═══ TASK INPUT

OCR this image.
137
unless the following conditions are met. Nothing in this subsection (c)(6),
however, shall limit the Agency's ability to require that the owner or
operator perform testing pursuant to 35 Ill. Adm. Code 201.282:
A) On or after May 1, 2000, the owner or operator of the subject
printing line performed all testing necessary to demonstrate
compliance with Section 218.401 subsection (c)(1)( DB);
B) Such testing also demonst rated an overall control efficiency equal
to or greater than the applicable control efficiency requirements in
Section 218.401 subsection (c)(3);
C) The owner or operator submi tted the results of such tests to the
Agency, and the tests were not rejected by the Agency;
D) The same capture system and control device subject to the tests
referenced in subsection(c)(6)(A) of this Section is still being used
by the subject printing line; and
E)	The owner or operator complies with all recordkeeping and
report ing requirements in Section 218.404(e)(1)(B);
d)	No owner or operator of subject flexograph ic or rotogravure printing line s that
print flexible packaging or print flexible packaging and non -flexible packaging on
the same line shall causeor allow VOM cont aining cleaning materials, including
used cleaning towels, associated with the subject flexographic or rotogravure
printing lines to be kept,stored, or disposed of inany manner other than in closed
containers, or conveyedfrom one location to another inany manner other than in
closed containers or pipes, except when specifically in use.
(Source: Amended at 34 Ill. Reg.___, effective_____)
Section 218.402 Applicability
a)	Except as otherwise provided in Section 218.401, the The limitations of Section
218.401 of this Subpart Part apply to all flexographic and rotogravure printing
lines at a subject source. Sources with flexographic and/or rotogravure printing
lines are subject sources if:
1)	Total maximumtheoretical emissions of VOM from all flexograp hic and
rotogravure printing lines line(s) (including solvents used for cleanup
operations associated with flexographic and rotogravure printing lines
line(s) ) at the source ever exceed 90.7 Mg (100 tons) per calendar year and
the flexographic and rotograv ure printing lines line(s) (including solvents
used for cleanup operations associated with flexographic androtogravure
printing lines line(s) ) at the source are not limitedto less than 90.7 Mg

══════

The records above must be output exactly, in full.

[OUTPUT OF THE TASK]:
OCR this image.
137
unless the following conditions are met. Nothing in this subsection (c)(6),
however, shall limit the Agency's ability to require that the owner or
operator perform testing pursuant to 35 Ill. Adm. Code 201.282:
A) On or after May 1, 2000, the owner or operator of the subject
printing line performed all testing necessary to demonstrate
compliance with Section 218.401 subsection (c)(1)( DB);
B) Such testing also demonst rated an overall control efficiency equal
to or greater than the applicable control efficiency requirements in
Section 218.401 subsection (c)(3);
C) The owner or operator submi tted the results of such tests to the
Agency, and the tests were not rejected by the Agency;
D) The same capture system and control device subject to the tests
referenced in subsection(c)(6)(A) of this Section is still being used
by the subject printing line; and
E)	The owner or operator complies with all recordkeeping and
report ing requirements in Section 218.404(e)(1)(B);
d)	No owner or operator of subject flexograph ic or rotogravure printing line s that
print flexible packaging or print flexible packaging and non -flexible packaging on
the same line shall causeor allow VOM cont aining cleaning materials, including
used cleaning towels, associated with the subject flexographic or rotogravure
printing lines to be kept,stored, or disposed of inany manner other than in closed
containers, or conveyedfrom one location to another inany manner other than in
closed containers or pipes, except when specifically in use.
(Source: Amended at 34 Ill. Reg.___, effective_____)
Section 218.402 Applicability
a)	Except as otherwise provided in Section 218.401, the The limitations of Section
218.401 of this Subpart Part apply to all flexographic and rotogravure printing
lines at a subject source. Sources with flexographic and/or rotogravure printing
lines are subject sources if:
1)	Total maximumtheoretical emissions of VOM from all flexograp hic and
rotogravure printing lines line(s) (including solvents used for cleanup
operations associated with flexographic and rotogravure printing lines
line(s) ) at the source ever exceed 90.7 Mg (100 tons) per calendar year and
the flexographic and rotograv ure printing lines line(s) (including solvents
used for cleanup operations associated with flexographic androtogravure
printing lines line(s) ) at the source are not limitedto less than 90.7 Mg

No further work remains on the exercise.